From the records below, pull each line that has "JSON".

---

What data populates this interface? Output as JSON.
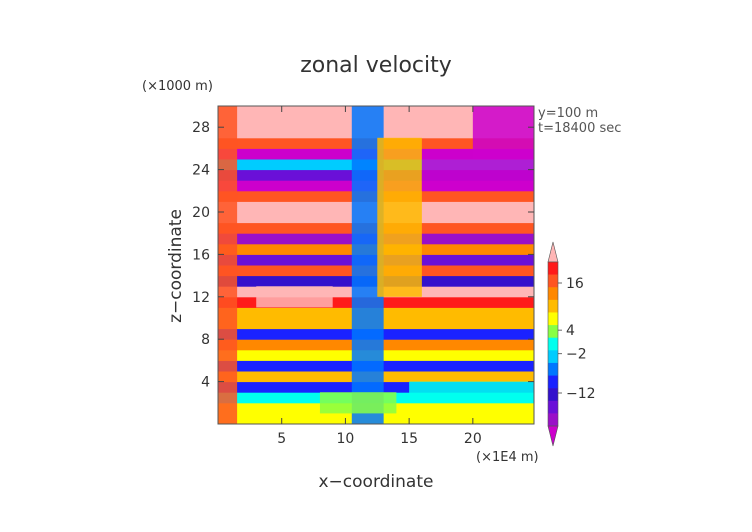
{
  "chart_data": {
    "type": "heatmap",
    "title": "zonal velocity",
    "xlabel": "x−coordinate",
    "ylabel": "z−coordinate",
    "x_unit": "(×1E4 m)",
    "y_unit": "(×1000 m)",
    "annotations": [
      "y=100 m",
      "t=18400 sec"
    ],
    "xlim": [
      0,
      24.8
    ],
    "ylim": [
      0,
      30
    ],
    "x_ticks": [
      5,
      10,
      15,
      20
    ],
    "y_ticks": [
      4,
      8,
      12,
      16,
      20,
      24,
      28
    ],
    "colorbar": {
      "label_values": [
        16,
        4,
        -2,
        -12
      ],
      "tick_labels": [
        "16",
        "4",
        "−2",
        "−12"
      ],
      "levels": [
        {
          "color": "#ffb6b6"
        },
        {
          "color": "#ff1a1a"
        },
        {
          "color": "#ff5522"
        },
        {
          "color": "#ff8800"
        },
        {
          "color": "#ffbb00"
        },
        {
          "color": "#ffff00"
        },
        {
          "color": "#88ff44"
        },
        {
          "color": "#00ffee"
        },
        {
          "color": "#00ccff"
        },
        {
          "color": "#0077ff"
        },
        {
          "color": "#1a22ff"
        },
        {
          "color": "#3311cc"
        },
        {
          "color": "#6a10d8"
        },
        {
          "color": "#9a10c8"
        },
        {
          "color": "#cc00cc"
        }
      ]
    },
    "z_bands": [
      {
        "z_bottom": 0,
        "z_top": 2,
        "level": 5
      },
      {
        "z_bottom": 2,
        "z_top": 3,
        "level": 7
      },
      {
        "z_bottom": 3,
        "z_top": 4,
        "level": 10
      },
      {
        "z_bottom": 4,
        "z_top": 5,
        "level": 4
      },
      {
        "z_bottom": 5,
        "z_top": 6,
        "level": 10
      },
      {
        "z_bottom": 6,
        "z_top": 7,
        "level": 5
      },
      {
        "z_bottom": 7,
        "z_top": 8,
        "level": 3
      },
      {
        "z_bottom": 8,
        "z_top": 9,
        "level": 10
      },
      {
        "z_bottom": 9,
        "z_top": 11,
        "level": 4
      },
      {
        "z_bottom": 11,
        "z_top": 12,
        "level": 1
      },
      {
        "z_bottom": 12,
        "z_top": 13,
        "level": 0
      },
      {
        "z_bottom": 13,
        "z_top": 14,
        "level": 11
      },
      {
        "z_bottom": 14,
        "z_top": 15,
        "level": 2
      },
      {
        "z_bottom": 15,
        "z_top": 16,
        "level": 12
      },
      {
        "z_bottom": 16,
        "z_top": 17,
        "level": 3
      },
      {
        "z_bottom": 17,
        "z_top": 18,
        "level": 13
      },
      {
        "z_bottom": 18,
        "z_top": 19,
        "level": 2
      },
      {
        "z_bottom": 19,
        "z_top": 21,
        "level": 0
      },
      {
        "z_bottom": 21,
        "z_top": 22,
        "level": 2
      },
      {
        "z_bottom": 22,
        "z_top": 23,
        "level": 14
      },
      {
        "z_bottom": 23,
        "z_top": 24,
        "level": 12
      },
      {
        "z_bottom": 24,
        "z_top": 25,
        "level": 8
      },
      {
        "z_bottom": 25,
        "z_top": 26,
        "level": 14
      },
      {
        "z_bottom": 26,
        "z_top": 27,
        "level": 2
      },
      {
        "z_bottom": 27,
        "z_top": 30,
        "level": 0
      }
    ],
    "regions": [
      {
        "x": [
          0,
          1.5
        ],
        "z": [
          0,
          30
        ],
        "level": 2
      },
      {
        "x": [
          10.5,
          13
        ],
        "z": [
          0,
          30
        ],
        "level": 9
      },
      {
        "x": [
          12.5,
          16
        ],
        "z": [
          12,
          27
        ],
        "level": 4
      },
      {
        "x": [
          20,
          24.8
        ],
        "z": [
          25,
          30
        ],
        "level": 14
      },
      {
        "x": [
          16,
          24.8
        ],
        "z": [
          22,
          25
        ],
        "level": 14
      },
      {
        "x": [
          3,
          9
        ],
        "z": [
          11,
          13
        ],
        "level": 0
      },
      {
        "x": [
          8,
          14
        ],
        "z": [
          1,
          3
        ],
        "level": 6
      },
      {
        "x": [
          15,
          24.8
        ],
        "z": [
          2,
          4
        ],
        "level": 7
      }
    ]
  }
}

---

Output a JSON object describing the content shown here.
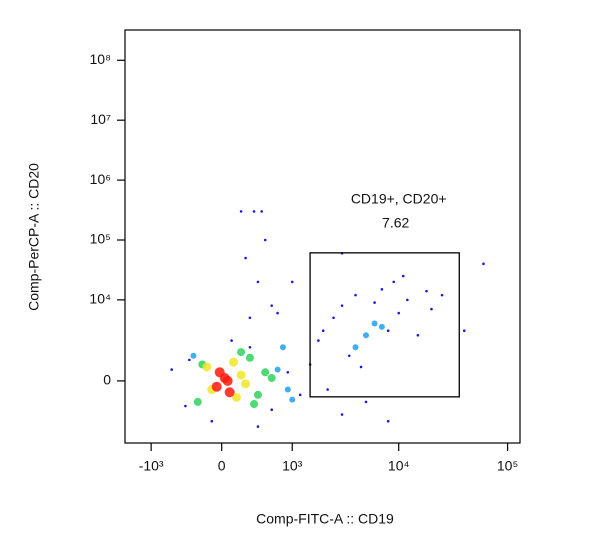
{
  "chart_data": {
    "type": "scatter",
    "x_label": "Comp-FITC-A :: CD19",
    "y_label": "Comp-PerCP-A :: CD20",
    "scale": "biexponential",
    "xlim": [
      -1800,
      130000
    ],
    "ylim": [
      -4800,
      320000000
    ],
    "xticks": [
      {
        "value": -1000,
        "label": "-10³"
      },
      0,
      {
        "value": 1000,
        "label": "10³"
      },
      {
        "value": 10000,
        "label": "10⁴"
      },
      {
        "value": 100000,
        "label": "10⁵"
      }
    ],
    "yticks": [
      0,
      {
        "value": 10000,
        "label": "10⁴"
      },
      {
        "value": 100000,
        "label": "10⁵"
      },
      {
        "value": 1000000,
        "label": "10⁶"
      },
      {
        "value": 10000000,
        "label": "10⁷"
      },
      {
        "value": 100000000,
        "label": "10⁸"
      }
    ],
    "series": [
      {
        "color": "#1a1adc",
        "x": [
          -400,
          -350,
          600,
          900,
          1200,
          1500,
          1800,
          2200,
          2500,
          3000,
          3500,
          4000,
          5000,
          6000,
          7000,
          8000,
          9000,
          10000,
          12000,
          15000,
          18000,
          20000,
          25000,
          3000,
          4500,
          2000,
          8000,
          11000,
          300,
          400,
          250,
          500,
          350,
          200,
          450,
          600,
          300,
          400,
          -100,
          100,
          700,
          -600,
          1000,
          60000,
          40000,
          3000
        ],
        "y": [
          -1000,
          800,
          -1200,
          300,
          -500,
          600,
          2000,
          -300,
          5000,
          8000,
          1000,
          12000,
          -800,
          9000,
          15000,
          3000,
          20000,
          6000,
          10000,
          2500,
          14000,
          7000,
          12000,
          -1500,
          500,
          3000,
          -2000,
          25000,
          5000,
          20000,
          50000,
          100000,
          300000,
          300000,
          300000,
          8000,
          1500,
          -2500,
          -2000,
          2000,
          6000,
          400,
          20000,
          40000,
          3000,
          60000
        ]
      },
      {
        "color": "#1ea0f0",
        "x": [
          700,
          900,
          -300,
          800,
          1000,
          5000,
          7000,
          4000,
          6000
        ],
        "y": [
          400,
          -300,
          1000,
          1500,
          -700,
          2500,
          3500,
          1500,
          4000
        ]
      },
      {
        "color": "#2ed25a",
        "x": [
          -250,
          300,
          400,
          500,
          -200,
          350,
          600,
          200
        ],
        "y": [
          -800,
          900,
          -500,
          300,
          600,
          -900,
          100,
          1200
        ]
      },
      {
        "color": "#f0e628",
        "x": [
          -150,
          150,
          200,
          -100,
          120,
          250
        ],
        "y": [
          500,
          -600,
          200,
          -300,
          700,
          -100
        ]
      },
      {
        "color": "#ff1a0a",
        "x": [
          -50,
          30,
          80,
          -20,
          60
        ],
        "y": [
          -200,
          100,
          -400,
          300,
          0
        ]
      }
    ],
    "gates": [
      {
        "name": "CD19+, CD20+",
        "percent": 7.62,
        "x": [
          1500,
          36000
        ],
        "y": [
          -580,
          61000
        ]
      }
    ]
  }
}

---

■ **FULL ANSWER**
What data populates this interface? Output as JSON.
Output a JSON object describing the content shown here.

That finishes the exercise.